## TASK DESCRIPTION
Reproduce the complete listing without any deviation.

Dataset records
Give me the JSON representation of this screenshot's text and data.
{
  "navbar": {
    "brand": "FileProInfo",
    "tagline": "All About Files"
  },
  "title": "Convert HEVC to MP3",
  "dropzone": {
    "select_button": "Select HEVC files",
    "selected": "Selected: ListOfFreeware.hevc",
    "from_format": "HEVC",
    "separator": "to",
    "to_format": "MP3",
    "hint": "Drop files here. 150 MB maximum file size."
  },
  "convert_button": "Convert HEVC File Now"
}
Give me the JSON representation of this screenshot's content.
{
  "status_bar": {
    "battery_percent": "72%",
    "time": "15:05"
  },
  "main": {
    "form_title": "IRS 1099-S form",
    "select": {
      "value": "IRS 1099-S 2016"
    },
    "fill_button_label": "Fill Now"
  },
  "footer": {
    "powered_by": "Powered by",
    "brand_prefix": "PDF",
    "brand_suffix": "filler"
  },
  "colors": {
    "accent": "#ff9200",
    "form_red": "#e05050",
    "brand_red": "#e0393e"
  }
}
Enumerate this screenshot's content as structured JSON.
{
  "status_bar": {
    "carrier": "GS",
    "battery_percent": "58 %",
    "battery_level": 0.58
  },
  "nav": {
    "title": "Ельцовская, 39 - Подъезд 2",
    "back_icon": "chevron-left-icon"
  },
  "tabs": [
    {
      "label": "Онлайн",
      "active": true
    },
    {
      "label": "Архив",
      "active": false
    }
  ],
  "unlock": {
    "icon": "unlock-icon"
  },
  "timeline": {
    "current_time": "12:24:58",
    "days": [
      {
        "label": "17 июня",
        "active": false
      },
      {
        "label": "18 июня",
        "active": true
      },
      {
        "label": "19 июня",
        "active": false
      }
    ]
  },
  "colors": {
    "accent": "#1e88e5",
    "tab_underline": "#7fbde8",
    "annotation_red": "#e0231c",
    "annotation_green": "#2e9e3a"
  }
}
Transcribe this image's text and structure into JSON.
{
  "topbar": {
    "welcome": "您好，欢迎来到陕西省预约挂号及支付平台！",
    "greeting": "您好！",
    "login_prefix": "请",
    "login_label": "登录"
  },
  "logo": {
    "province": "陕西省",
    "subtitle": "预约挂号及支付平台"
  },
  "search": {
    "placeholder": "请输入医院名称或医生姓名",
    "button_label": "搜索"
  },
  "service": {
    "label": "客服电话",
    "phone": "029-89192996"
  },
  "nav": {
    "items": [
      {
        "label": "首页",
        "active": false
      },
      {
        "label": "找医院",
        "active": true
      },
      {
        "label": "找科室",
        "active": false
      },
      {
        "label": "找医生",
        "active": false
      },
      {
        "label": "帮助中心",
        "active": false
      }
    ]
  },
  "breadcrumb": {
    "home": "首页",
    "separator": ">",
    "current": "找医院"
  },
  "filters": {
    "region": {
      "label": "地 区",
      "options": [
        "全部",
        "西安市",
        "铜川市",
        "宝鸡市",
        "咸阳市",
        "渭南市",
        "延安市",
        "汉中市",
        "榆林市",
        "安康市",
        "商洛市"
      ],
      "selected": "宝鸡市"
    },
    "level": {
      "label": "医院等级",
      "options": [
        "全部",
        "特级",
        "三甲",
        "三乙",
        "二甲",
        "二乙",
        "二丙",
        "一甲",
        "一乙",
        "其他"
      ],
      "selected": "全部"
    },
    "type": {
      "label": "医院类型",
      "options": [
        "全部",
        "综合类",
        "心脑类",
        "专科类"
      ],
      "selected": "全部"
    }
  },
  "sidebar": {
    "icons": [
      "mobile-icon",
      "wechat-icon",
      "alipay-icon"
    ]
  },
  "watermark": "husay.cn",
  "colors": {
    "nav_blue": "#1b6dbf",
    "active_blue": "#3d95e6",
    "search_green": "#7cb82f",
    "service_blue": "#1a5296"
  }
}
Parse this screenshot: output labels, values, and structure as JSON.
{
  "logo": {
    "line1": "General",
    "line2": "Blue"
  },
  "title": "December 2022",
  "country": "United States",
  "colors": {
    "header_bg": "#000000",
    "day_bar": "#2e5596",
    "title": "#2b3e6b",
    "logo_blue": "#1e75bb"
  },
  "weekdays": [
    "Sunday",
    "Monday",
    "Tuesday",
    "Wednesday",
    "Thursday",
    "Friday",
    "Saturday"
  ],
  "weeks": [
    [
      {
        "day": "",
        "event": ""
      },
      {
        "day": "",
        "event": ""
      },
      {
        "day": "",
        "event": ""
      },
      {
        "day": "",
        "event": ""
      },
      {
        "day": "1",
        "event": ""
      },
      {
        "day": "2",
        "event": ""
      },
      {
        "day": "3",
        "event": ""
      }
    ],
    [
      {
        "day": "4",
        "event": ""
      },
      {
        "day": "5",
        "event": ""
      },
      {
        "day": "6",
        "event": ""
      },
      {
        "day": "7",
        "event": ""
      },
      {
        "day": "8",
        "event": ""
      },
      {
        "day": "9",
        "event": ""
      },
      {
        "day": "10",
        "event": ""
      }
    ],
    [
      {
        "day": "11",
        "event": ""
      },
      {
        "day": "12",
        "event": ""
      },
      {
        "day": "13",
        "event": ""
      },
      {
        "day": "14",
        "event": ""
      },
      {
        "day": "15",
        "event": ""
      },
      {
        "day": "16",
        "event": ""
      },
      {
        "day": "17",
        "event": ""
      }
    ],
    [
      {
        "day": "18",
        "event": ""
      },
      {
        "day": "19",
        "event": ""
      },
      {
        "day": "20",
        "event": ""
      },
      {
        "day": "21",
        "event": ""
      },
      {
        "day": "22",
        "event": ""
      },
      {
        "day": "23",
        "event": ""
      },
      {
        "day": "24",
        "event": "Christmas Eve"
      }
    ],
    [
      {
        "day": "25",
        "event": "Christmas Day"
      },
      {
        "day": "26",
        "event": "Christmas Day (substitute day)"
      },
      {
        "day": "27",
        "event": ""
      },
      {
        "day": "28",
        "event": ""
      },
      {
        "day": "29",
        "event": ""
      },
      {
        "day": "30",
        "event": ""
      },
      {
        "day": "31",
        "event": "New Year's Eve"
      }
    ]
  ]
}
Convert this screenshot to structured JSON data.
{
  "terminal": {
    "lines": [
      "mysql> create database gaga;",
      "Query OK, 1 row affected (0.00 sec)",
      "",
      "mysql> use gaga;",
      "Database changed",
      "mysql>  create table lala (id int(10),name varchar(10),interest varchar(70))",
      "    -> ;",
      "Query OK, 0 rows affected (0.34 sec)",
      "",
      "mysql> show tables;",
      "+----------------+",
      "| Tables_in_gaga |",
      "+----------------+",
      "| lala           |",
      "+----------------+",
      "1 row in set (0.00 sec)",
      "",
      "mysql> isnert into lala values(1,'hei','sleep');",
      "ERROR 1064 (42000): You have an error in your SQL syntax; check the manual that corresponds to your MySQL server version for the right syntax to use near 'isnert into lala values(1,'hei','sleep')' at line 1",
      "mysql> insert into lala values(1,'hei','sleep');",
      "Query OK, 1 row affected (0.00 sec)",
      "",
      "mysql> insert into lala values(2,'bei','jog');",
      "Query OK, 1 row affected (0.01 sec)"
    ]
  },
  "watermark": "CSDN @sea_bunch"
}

## EXERCISE SOLUTION
Give me the JSON representation of this screenshot's text and data.
{
  "navbar": {
    "brand": "FileProInfo",
    "tagline": "All About Files"
  },
  "title": "Convert HEVC to MP3",
  "dropzone": {
    "select_button": "Select HEVC files",
    "selected": "Selected: ListOfFreeware.hevc",
    "from_format": "HEVC",
    "separator": "to",
    "to_format": "MP3",
    "hint": "Drop files here. 150 MB maximum file size."
  },
  "convert_button": "Convert HEVC File Now"
}
Give me the JSON representation of this screenshot's content.
{
  "status_bar": {
    "battery_percent": "72%",
    "time": "15:05"
  },
  "main": {
    "form_title": "IRS 1099-S form",
    "select": {
      "value": "IRS 1099-S 2016"
    },
    "fill_button_label": "Fill Now"
  },
  "footer": {
    "powered_by": "Powered by",
    "brand_prefix": "PDF",
    "brand_suffix": "filler"
  },
  "colors": {
    "accent": "#ff9200",
    "form_red": "#e05050",
    "brand_red": "#e0393e"
  }
}
Enumerate this screenshot's content as structured JSON.
{
  "status_bar": {
    "carrier": "GS",
    "battery_percent": "58 %",
    "battery_level": 0.58
  },
  "nav": {
    "title": "Ельцовская, 39 - Подъезд 2",
    "back_icon": "chevron-left-icon"
  },
  "tabs": [
    {
      "label": "Онлайн",
      "active": true
    },
    {
      "label": "Архив",
      "active": false
    }
  ],
  "unlock": {
    "icon": "unlock-icon"
  },
  "timeline": {
    "current_time": "12:24:58",
    "days": [
      {
        "label": "17 июня",
        "active": false
      },
      {
        "label": "18 июня",
        "active": true
      },
      {
        "label": "19 июня",
        "active": false
      }
    ]
  },
  "colors": {
    "accent": "#1e88e5",
    "tab_underline": "#7fbde8",
    "annotation_red": "#e0231c",
    "annotation_green": "#2e9e3a"
  }
}
Transcribe this image's text and structure into JSON.
{
  "topbar": {
    "welcome": "您好，欢迎来到陕西省预约挂号及支付平台！",
    "greeting": "您好！",
    "login_prefix": "请",
    "login_label": "登录"
  },
  "logo": {
    "province": "陕西省",
    "subtitle": "预约挂号及支付平台"
  },
  "search": {
    "placeholder": "请输入医院名称或医生姓名",
    "button_label": "搜索"
  },
  "service": {
    "label": "客服电话",
    "phone": "029-89192996"
  },
  "nav": {
    "items": [
      {
        "label": "首页",
        "active": false
      },
      {
        "label": "找医院",
        "active": true
      },
      {
        "label": "找科室",
        "active": false
      },
      {
        "label": "找医生",
        "active": false
      },
      {
        "label": "帮助中心",
        "active": false
      }
    ]
  },
  "breadcrumb": {
    "home": "首页",
    "separator": ">",
    "current": "找医院"
  },
  "filters": {
    "region": {
      "label": "地 区",
      "options": [
        "全部",
        "西安市",
        "铜川市",
        "宝鸡市",
        "咸阳市",
        "渭南市",
        "延安市",
        "汉中市",
        "榆林市",
        "安康市",
        "商洛市"
      ],
      "selected": "宝鸡市"
    },
    "level": {
      "label": "医院等级",
      "options": [
        "全部",
        "特级",
        "三甲",
        "三乙",
        "二甲",
        "二乙",
        "二丙",
        "一甲",
        "一乙",
        "其他"
      ],
      "selected": "全部"
    },
    "type": {
      "label": "医院类型",
      "options": [
        "全部",
        "综合类",
        "心脑类",
        "专科类"
      ],
      "selected": "全部"
    }
  },
  "sidebar": {
    "icons": [
      "mobile-icon",
      "wechat-icon",
      "alipay-icon"
    ]
  },
  "watermark": "husay.cn",
  "colors": {
    "nav_blue": "#1b6dbf",
    "active_blue": "#3d95e6",
    "search_green": "#7cb82f",
    "service_blue": "#1a5296"
  }
}
Parse this screenshot: output labels, values, and structure as JSON.
{
  "logo": {
    "line1": "General",
    "line2": "Blue"
  },
  "title": "December 2022",
  "country": "United States",
  "colors": {
    "header_bg": "#000000",
    "day_bar": "#2e5596",
    "title": "#2b3e6b",
    "logo_blue": "#1e75bb"
  },
  "weekdays": [
    "Sunday",
    "Monday",
    "Tuesday",
    "Wednesday",
    "Thursday",
    "Friday",
    "Saturday"
  ],
  "weeks": [
    [
      {
        "day": "",
        "event": ""
      },
      {
        "day": "",
        "event": ""
      },
      {
        "day": "",
        "event": ""
      },
      {
        "day": "",
        "event": ""
      },
      {
        "day": "1",
        "event": ""
      },
      {
        "day": "2",
        "event": ""
      },
      {
        "day": "3",
        "event": ""
      }
    ],
    [
      {
        "day": "4",
        "event": ""
      },
      {
        "day": "5",
        "event": ""
      },
      {
        "day": "6",
        "event": ""
      },
      {
        "day": "7",
        "event": ""
      },
      {
        "day": "8",
        "event": ""
      },
      {
        "day": "9",
        "event": ""
      },
      {
        "day": "10",
        "event": ""
      }
    ],
    [
      {
        "day": "11",
        "event": ""
      },
      {
        "day": "12",
        "event": ""
      },
      {
        "day": "13",
        "event": ""
      },
      {
        "day": "14",
        "event": ""
      },
      {
        "day": "15",
        "event": ""
      },
      {
        "day": "16",
        "event": ""
      },
      {
        "day": "17",
        "event": ""
      }
    ],
    [
      {
        "day": "18",
        "event": ""
      },
      {
        "day": "19",
        "event": ""
      },
      {
        "day": "20",
        "event": ""
      },
      {
        "day": "21",
        "event": ""
      },
      {
        "day": "22",
        "event": ""
      },
      {
        "day": "23",
        "event": ""
      },
      {
        "day": "24",
        "event": "Christmas Eve"
      }
    ],
    [
      {
        "day": "25",
        "event": "Christmas Day"
      },
      {
        "day": "26",
        "event": "Christmas Day (substitute day)"
      },
      {
        "day": "27",
        "event": ""
      },
      {
        "day": "28",
        "event": ""
      },
      {
        "day": "29",
        "event": ""
      },
      {
        "day": "30",
        "event": ""
      },
      {
        "day": "31",
        "event": "New Year's Eve"
      }
    ]
  ]
}
Convert this screenshot to structured JSON data.
{
  "terminal": {
    "lines": [
      "mysql> create database gaga;",
      "Query OK, 1 row affected (0.00 sec)",
      "",
      "mysql> use gaga;",
      "Database changed",
      "mysql>  create table lala (id int(10),name varchar(10),interest varchar(70))",
      "    -> ;",
      "Query OK, 0 rows affected (0.34 sec)",
      "",
      "mysql> show tables;",
      "+----------------+",
      "| Tables_in_gaga |",
      "+----------------+",
      "| lala           |",
      "+----------------+",
      "1 row in set (0.00 sec)",
      "",
      "mysql> isnert into lala values(1,'hei','sleep');",
      "ERROR 1064 (42000): You have an error in your SQL syntax; check the manual that corresponds to your MySQL server version for the right syntax to use near 'isnert into lala values(1,'hei','sleep')' at line 1",
      "mysql> insert into lala values(1,'hei','sleep');",
      "Query OK, 1 row affected (0.00 sec)",
      "",
      "mysql> insert into lala values(2,'bei','jog');",
      "Query OK, 1 row affected (0.01 sec)"
    ]
  },
  "watermark": "CSDN @sea_bunch"
}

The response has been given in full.